[Goal]
Filter these entries so that only lines with the word "база" remain.

====

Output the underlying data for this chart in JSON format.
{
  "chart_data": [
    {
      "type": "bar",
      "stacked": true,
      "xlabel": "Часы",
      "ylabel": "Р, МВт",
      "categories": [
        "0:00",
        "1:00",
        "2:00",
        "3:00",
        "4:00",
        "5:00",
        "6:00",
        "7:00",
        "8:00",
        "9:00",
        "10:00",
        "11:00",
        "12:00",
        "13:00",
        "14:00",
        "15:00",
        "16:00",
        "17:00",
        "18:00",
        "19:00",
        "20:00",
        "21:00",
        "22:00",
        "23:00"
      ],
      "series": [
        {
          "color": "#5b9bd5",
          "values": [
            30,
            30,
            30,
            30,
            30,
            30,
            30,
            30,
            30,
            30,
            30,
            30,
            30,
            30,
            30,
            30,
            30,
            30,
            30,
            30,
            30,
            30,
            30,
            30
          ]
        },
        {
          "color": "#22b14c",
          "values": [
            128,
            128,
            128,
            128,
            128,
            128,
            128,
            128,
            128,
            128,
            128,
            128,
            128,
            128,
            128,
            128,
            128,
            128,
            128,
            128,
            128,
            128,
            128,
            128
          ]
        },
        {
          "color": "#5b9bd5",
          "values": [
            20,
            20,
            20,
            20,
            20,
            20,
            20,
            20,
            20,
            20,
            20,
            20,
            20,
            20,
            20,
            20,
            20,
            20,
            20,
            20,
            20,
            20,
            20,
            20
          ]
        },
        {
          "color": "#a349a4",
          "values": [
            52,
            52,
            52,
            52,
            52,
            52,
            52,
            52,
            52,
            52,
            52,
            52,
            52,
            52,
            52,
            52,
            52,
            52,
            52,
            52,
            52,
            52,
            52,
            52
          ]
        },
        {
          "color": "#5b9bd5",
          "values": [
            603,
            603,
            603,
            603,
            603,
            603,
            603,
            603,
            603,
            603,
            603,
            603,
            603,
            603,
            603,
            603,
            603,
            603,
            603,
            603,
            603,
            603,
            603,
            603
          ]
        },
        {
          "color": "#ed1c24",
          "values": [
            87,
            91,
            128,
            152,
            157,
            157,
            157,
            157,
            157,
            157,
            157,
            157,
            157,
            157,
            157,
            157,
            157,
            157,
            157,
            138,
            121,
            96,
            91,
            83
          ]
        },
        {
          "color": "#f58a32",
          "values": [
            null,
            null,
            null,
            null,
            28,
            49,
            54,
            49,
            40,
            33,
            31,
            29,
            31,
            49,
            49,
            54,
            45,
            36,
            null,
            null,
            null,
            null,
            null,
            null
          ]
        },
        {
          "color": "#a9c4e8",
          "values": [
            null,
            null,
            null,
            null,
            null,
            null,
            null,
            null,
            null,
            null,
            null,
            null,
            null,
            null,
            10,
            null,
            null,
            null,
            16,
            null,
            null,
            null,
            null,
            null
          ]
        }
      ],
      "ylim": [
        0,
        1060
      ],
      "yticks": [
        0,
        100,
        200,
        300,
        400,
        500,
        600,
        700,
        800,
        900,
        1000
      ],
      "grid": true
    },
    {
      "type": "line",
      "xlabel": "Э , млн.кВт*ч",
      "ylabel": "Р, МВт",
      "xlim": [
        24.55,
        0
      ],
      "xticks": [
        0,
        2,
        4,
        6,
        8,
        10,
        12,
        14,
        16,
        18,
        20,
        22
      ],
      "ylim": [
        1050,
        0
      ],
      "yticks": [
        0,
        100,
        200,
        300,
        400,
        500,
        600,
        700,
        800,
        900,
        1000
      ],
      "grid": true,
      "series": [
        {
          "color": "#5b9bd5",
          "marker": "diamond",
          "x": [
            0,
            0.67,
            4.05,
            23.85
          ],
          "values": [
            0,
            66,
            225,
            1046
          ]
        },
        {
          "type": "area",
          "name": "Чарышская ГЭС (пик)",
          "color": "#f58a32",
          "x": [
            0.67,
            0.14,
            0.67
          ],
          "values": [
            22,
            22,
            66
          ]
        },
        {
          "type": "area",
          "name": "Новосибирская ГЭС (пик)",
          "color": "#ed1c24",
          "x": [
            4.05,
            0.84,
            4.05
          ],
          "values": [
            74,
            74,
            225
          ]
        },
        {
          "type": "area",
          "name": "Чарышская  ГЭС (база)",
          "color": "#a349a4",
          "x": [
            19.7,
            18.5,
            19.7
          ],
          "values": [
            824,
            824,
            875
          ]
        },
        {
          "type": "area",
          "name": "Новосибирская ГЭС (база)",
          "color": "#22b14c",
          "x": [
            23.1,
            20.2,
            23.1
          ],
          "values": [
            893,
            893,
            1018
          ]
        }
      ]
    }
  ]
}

====

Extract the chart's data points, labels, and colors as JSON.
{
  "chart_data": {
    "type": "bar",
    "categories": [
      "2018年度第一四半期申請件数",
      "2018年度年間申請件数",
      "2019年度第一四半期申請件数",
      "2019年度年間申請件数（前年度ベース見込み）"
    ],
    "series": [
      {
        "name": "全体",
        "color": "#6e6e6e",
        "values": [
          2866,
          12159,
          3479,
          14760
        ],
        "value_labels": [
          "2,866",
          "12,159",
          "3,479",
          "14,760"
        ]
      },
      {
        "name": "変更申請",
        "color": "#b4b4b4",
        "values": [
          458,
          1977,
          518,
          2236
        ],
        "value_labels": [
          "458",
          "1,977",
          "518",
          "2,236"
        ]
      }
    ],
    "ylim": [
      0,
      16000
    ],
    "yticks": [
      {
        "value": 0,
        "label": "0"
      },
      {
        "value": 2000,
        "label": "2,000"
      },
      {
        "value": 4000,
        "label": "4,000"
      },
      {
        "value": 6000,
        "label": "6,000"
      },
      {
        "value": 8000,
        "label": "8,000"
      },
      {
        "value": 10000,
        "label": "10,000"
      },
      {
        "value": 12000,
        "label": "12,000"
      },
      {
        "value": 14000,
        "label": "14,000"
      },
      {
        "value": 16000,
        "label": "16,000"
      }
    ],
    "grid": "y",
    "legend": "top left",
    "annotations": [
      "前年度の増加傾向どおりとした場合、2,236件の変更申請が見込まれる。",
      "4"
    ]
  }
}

====

[Exercise result]
          "name": "Чарышская  ГЭС (база)",
          "name": "Новосибирская ГЭС (база)",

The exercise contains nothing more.